• _Dataset excerpt_:
** begin **
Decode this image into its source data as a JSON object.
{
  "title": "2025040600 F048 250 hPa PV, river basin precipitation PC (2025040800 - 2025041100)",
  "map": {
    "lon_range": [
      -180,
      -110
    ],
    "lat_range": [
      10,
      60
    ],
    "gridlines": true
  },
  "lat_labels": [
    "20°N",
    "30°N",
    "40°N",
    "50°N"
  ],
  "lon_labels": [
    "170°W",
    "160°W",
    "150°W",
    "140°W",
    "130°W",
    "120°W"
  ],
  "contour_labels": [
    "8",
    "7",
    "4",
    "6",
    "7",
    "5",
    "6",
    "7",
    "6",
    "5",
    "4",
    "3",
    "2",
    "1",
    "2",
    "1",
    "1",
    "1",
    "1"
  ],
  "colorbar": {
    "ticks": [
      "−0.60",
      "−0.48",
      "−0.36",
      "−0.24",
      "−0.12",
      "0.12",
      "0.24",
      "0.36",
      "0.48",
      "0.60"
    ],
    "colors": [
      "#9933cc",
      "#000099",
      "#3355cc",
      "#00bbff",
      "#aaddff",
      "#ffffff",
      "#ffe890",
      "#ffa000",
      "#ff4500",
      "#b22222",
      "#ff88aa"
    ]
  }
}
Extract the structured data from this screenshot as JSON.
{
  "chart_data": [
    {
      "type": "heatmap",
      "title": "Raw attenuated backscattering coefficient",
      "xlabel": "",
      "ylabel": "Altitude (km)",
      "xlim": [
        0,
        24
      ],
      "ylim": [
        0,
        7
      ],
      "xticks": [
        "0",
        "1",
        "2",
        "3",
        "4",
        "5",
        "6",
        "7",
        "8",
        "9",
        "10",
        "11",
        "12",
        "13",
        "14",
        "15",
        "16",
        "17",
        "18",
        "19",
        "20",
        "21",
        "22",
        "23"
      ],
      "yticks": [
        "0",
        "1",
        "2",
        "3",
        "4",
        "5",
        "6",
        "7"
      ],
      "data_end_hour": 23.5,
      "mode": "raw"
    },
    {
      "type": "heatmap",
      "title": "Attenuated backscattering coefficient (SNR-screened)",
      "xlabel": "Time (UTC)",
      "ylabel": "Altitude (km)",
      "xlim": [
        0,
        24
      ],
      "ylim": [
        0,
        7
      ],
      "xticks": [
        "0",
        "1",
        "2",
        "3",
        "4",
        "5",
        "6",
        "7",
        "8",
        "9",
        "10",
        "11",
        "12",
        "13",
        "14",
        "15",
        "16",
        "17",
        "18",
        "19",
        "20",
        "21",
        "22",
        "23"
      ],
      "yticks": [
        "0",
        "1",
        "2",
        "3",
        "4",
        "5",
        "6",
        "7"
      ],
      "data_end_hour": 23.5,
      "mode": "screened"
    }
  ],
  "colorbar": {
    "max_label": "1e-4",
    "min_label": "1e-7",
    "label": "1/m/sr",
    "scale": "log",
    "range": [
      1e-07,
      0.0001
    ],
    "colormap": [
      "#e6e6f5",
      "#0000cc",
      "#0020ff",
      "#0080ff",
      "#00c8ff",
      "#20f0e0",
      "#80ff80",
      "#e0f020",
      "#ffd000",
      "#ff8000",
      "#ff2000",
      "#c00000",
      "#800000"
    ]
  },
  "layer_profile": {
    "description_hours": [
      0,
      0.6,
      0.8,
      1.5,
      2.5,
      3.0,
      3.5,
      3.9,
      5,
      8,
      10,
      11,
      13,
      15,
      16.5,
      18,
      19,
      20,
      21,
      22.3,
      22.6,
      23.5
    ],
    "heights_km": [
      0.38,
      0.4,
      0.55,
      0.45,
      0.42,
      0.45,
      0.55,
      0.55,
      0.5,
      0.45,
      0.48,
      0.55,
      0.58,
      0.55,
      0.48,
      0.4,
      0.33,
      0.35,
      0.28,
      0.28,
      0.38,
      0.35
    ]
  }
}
** end **
• _Exercise brief_: Reproduce the data in full, exactly as presented.

• _Response to this task_:
Decode this image into its source data as a JSON object.
{
  "title": "2025040600 F048 250 hPa PV, river basin precipitation PC (2025040800 - 2025041100)",
  "map": {
    "lon_range": [
      -180,
      -110
    ],
    "lat_range": [
      10,
      60
    ],
    "gridlines": true
  },
  "lat_labels": [
    "20°N",
    "30°N",
    "40°N",
    "50°N"
  ],
  "lon_labels": [
    "170°W",
    "160°W",
    "150°W",
    "140°W",
    "130°W",
    "120°W"
  ],
  "contour_labels": [
    "8",
    "7",
    "4",
    "6",
    "7",
    "5",
    "6",
    "7",
    "6",
    "5",
    "4",
    "3",
    "2",
    "1",
    "2",
    "1",
    "1",
    "1",
    "1"
  ],
  "colorbar": {
    "ticks": [
      "−0.60",
      "−0.48",
      "−0.36",
      "−0.24",
      "−0.12",
      "0.12",
      "0.24",
      "0.36",
      "0.48",
      "0.60"
    ],
    "colors": [
      "#9933cc",
      "#000099",
      "#3355cc",
      "#00bbff",
      "#aaddff",
      "#ffffff",
      "#ffe890",
      "#ffa000",
      "#ff4500",
      "#b22222",
      "#ff88aa"
    ]
  }
}
Extract the structured data from this screenshot as JSON.
{
  "chart_data": [
    {
      "type": "heatmap",
      "title": "Raw attenuated backscattering coefficient",
      "xlabel": "",
      "ylabel": "Altitude (km)",
      "xlim": [
        0,
        24
      ],
      "ylim": [
        0,
        7
      ],
      "xticks": [
        "0",
        "1",
        "2",
        "3",
        "4",
        "5",
        "6",
        "7",
        "8",
        "9",
        "10",
        "11",
        "12",
        "13",
        "14",
        "15",
        "16",
        "17",
        "18",
        "19",
        "20",
        "21",
        "22",
        "23"
      ],
      "yticks": [
        "0",
        "1",
        "2",
        "3",
        "4",
        "5",
        "6",
        "7"
      ],
      "data_end_hour": 23.5,
      "mode": "raw"
    },
    {
      "type": "heatmap",
      "title": "Attenuated backscattering coefficient (SNR-screened)",
      "xlabel": "Time (UTC)",
      "ylabel": "Altitude (km)",
      "xlim": [
        0,
        24
      ],
      "ylim": [
        0,
        7
      ],
      "xticks": [
        "0",
        "1",
        "2",
        "3",
        "4",
        "5",
        "6",
        "7",
        "8",
        "9",
        "10",
        "11",
        "12",
        "13",
        "14",
        "15",
        "16",
        "17",
        "18",
        "19",
        "20",
        "21",
        "22",
        "23"
      ],
      "yticks": [
        "0",
        "1",
        "2",
        "3",
        "4",
        "5",
        "6",
        "7"
      ],
      "data_end_hour": 23.5,
      "mode": "screened"
    }
  ],
  "colorbar": {
    "max_label": "1e-4",
    "min_label": "1e-7",
    "label": "1/m/sr",
    "scale": "log",
    "range": [
      1e-07,
      0.0001
    ],
    "colormap": [
      "#e6e6f5",
      "#0000cc",
      "#0020ff",
      "#0080ff",
      "#00c8ff",
      "#20f0e0",
      "#80ff80",
      "#e0f020",
      "#ffd000",
      "#ff8000",
      "#ff2000",
      "#c00000",
      "#800000"
    ]
  },
  "layer_profile": {
    "description_hours": [
      0,
      0.6,
      0.8,
      1.5,
      2.5,
      3.0,
      3.5,
      3.9,
      5,
      8,
      10,
      11,
      13,
      15,
      16.5,
      18,
      19,
      20,
      21,
      22.3,
      22.6,
      23.5
    ],
    "heights_km": [
      0.38,
      0.4,
      0.55,
      0.45,
      0.42,
      0.45,
      0.55,
      0.55,
      0.5,
      0.45,
      0.48,
      0.55,
      0.58,
      0.55,
      0.48,
      0.4,
      0.33,
      0.35,
      0.28,
      0.28,
      0.38,
      0.35
    ]
  }
}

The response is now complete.